• [WORK INSTRUCTIONS]
Find the word "xlabel" in the material below and gather every line that contains it.

[start of DATA SECTION]

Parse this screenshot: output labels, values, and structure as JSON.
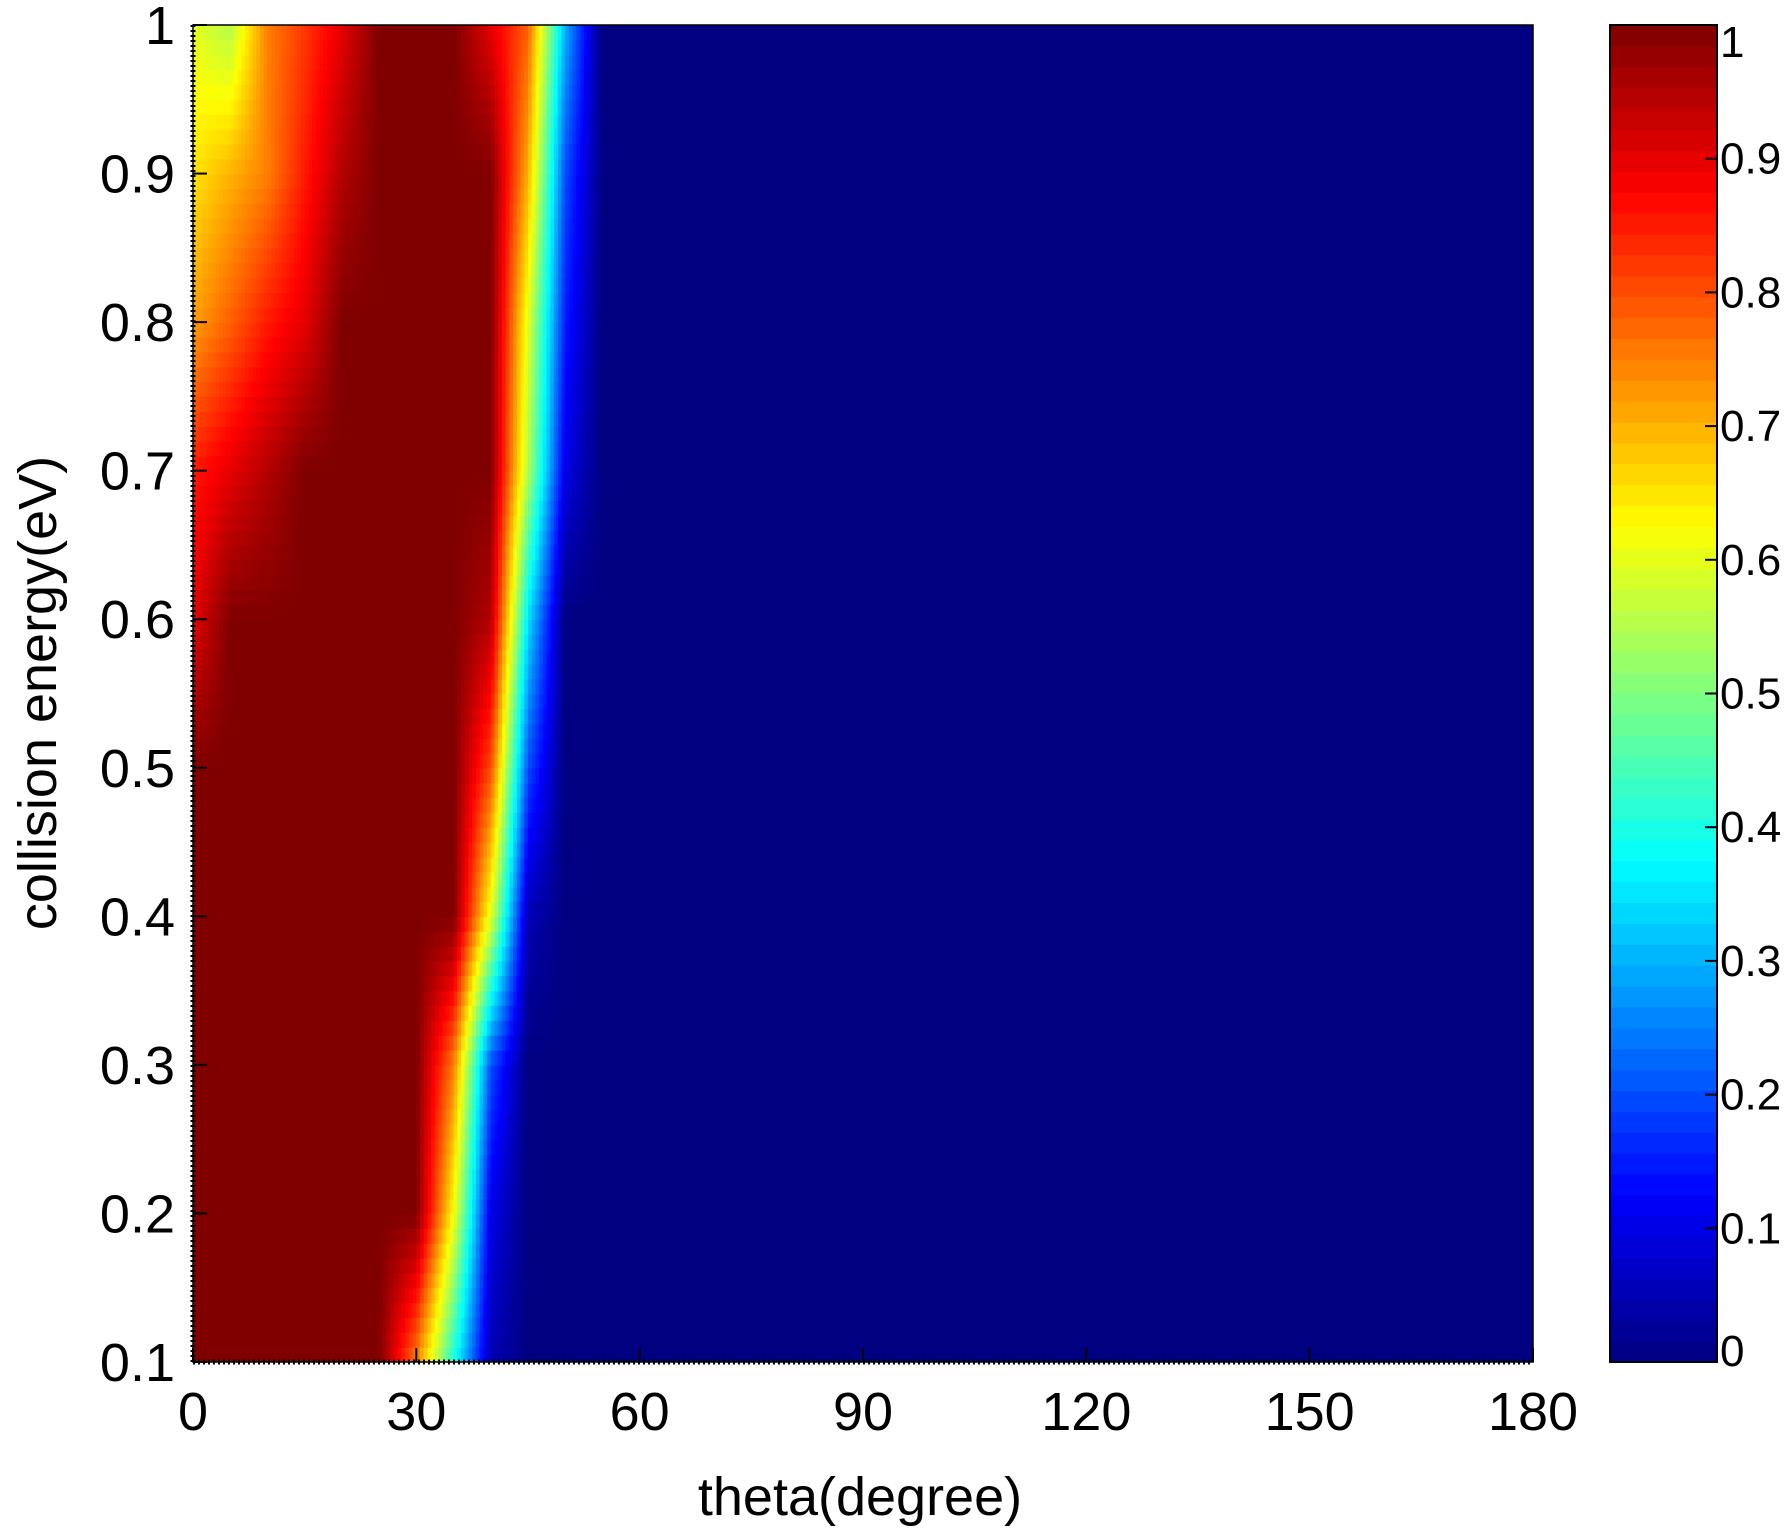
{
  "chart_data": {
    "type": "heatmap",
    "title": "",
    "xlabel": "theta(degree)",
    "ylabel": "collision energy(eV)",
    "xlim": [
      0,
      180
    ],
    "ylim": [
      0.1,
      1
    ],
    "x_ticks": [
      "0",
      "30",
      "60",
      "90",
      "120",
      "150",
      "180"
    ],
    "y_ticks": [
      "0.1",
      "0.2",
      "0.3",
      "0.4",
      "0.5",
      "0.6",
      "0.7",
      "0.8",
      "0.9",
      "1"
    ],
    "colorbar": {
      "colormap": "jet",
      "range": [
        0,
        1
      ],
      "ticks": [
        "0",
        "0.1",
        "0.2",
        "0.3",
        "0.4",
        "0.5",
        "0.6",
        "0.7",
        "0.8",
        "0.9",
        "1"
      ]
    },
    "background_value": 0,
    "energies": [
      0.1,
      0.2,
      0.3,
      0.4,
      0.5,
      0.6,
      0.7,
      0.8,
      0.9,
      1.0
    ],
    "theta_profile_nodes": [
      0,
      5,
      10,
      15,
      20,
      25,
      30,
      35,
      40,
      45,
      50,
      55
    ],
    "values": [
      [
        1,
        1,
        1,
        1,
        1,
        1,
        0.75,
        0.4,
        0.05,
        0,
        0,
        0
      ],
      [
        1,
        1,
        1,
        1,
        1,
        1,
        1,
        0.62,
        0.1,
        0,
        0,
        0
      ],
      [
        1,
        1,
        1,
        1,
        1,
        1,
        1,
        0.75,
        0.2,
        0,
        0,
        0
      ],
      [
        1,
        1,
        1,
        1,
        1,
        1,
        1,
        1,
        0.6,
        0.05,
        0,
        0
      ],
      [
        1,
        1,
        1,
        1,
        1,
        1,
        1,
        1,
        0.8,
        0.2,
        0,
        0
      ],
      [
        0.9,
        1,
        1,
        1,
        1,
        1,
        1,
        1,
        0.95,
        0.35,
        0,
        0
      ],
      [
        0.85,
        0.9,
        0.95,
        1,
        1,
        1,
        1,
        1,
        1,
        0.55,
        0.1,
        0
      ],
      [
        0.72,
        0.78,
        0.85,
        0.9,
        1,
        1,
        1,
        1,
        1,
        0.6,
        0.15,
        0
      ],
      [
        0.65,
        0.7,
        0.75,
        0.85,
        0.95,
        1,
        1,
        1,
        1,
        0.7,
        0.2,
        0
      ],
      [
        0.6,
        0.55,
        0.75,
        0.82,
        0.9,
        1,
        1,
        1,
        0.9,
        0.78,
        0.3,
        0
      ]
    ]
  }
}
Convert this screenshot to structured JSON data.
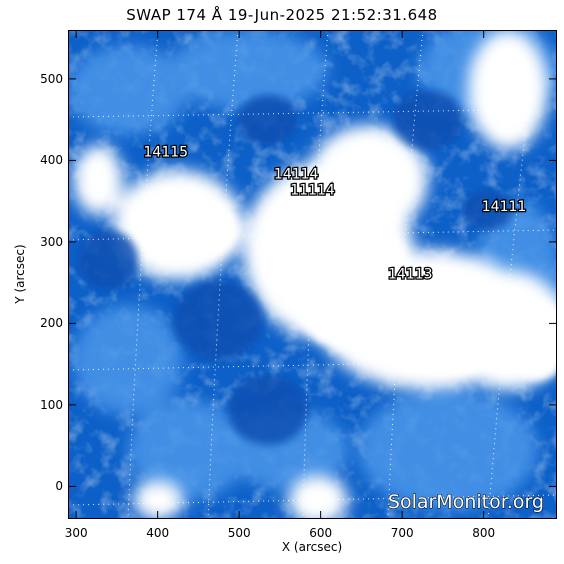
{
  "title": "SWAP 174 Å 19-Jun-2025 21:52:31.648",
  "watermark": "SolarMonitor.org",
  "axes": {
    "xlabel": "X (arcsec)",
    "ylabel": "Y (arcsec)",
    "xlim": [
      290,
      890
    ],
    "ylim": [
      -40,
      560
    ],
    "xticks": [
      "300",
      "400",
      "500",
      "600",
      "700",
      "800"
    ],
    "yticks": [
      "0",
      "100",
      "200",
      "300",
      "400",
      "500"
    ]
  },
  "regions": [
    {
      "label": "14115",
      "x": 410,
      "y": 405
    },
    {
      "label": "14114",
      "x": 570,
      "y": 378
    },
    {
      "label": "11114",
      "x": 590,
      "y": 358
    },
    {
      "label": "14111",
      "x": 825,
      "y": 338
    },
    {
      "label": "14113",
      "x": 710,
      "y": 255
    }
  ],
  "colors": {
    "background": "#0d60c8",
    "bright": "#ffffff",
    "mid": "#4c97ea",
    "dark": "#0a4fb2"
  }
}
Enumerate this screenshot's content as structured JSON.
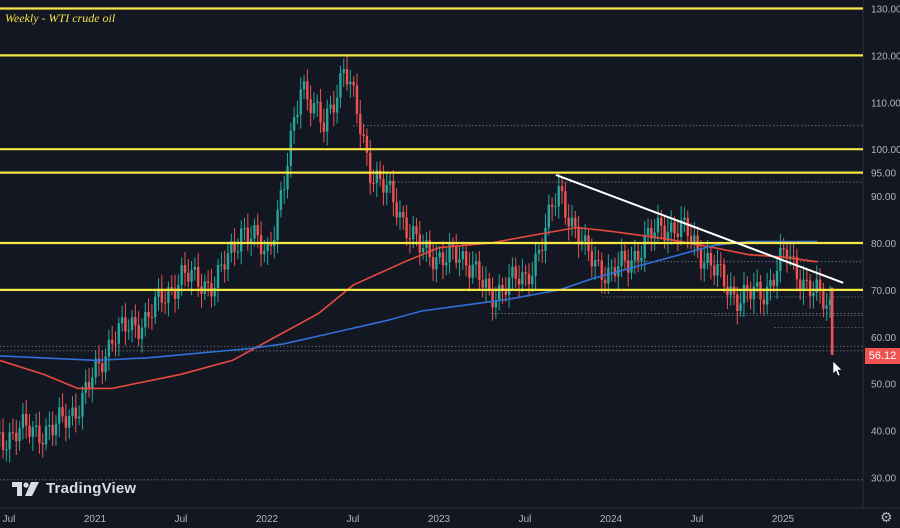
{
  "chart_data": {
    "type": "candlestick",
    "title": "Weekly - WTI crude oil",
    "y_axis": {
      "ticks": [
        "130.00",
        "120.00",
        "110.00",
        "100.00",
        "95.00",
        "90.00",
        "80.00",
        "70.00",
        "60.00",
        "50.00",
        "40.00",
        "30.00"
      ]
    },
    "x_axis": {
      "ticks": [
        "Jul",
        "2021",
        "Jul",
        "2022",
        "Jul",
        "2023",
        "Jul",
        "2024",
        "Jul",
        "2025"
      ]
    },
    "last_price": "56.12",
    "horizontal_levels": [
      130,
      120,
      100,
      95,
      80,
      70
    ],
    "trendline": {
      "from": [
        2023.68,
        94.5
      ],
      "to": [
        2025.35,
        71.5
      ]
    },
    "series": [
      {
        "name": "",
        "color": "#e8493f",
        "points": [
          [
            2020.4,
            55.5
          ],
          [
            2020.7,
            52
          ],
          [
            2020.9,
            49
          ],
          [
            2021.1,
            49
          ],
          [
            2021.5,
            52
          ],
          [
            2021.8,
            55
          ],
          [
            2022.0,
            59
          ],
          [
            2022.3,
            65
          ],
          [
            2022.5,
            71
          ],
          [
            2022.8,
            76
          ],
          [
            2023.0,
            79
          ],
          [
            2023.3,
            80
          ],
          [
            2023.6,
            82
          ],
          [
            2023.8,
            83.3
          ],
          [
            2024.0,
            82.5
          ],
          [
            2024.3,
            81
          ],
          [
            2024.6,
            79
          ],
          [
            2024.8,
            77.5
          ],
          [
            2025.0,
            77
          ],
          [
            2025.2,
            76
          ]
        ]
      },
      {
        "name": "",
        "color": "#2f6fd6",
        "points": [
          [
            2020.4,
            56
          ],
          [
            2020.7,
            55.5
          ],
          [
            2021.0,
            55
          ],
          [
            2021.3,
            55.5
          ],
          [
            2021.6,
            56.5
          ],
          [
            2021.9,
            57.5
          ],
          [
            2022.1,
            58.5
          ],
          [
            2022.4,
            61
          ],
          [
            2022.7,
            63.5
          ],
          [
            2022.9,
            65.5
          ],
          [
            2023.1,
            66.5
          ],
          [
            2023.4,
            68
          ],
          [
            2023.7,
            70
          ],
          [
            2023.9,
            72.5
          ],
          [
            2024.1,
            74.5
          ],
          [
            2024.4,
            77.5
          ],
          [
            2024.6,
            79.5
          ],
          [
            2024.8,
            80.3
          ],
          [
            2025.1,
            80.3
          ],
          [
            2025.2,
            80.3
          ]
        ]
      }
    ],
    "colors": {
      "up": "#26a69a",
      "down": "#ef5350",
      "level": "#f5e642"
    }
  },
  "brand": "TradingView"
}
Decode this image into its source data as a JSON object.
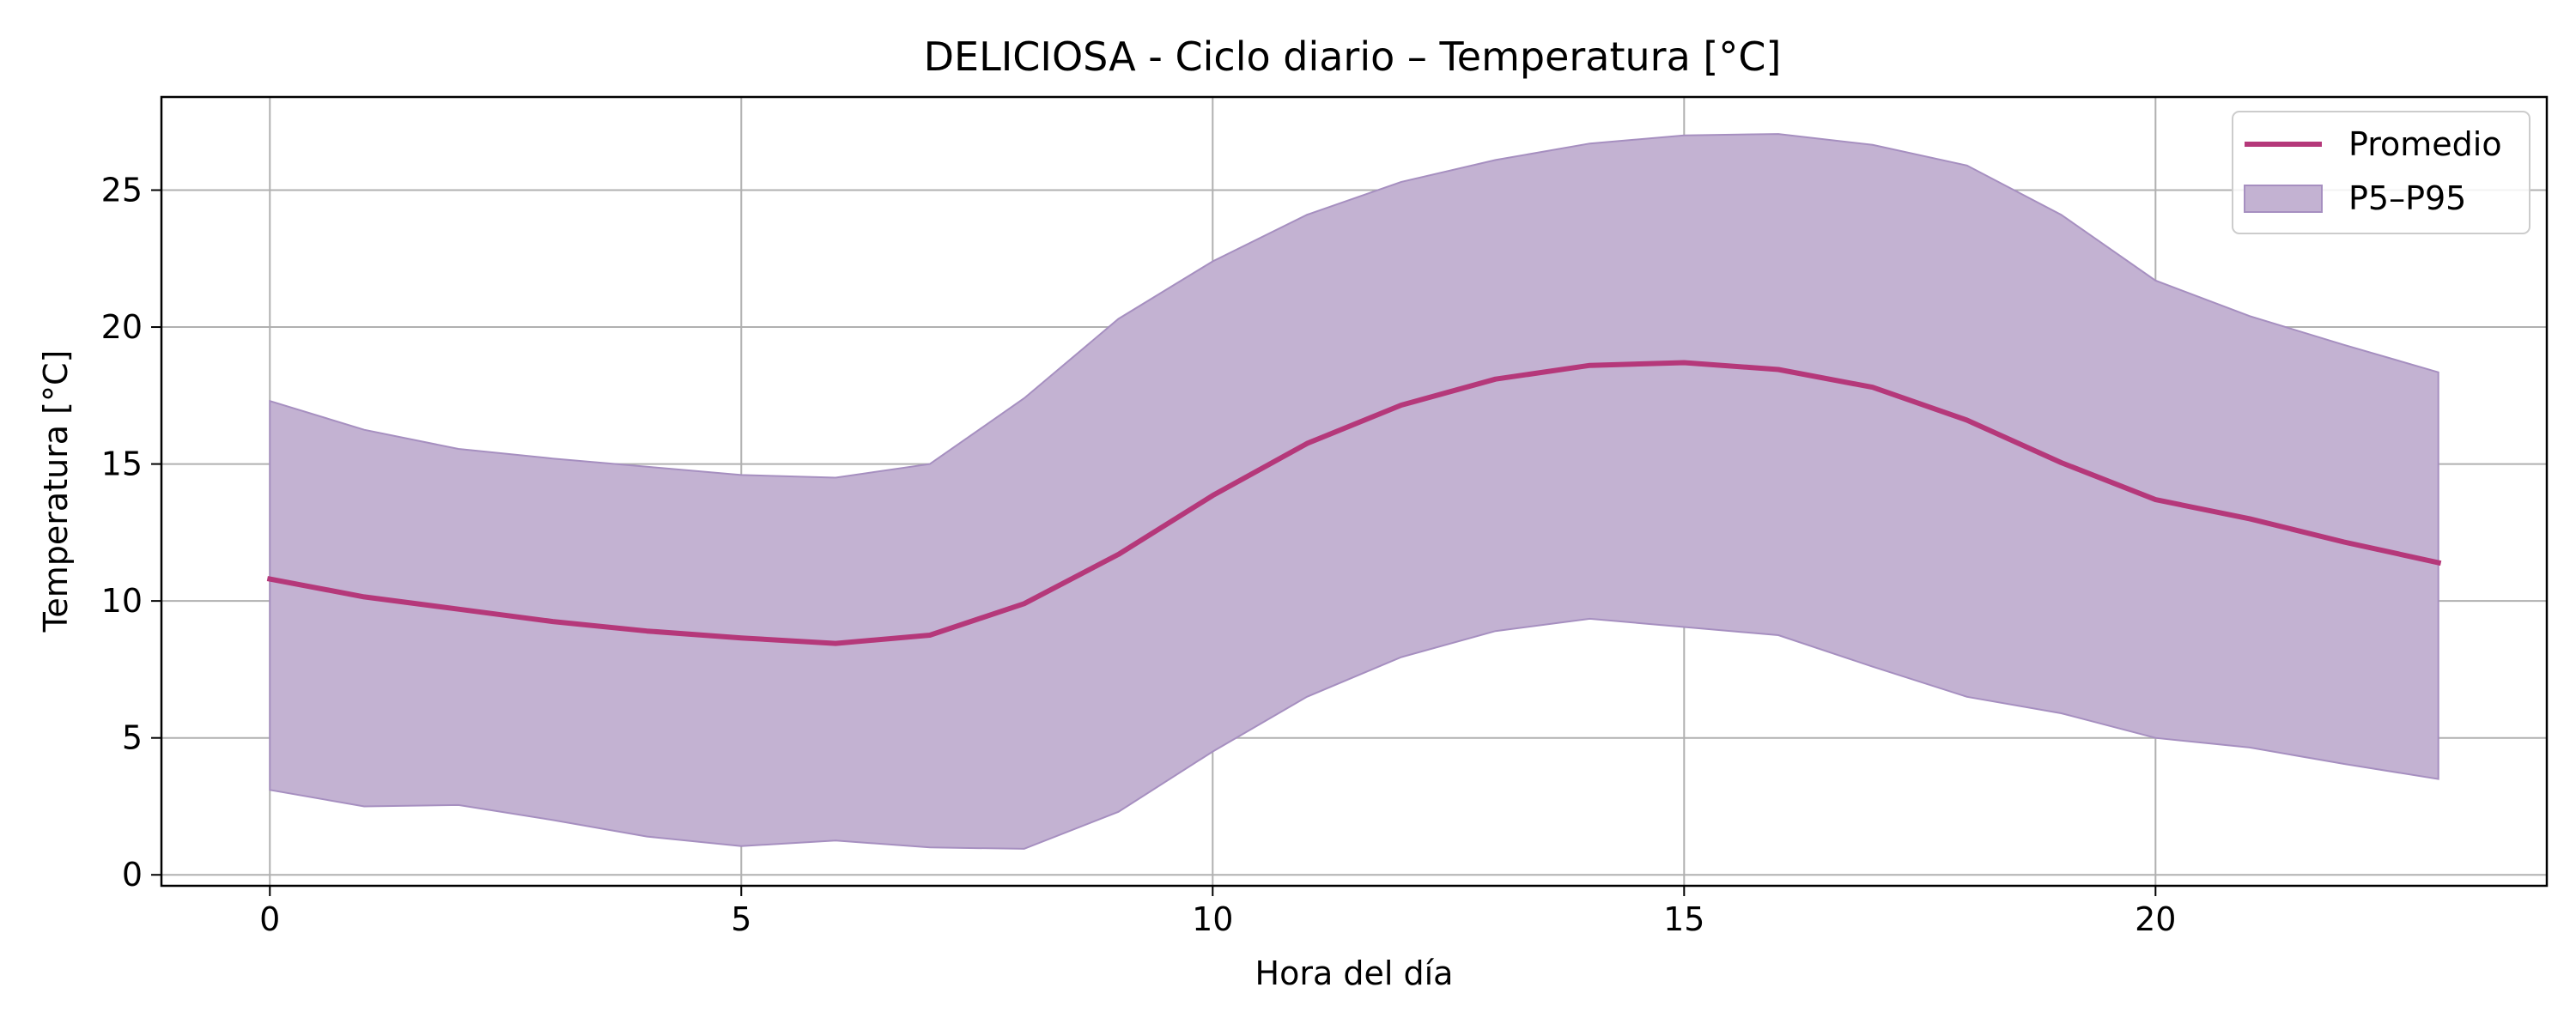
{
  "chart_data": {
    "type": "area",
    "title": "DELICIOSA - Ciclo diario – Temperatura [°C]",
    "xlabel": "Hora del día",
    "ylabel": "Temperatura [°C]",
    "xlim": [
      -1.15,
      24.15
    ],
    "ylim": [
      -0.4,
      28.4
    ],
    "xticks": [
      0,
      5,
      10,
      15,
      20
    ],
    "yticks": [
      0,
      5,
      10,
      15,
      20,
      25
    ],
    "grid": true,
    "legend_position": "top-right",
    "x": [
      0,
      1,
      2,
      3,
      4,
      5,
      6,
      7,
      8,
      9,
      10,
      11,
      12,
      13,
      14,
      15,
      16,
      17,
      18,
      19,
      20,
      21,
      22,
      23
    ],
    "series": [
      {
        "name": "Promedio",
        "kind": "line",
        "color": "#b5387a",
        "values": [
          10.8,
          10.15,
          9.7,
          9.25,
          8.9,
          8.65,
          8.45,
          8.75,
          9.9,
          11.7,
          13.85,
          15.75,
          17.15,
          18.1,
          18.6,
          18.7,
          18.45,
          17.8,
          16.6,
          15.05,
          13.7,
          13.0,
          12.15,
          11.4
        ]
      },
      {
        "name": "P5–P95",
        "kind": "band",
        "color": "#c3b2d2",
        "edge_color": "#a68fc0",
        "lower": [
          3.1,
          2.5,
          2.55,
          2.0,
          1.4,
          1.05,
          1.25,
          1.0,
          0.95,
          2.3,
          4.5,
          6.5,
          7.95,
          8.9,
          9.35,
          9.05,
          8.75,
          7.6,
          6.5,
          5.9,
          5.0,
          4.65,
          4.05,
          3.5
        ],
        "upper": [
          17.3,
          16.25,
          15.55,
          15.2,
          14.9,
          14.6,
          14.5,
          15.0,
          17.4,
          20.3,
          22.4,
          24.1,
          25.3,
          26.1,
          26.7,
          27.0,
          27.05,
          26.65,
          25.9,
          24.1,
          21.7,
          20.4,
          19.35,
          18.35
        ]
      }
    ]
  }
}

[end of DATA SECTION]

• [RESPONSE TO THE TASK]
    "xlabel": "theta(degree)",
    "xlabel": "X (arcsec)",
    "xlabel": "Hora del día",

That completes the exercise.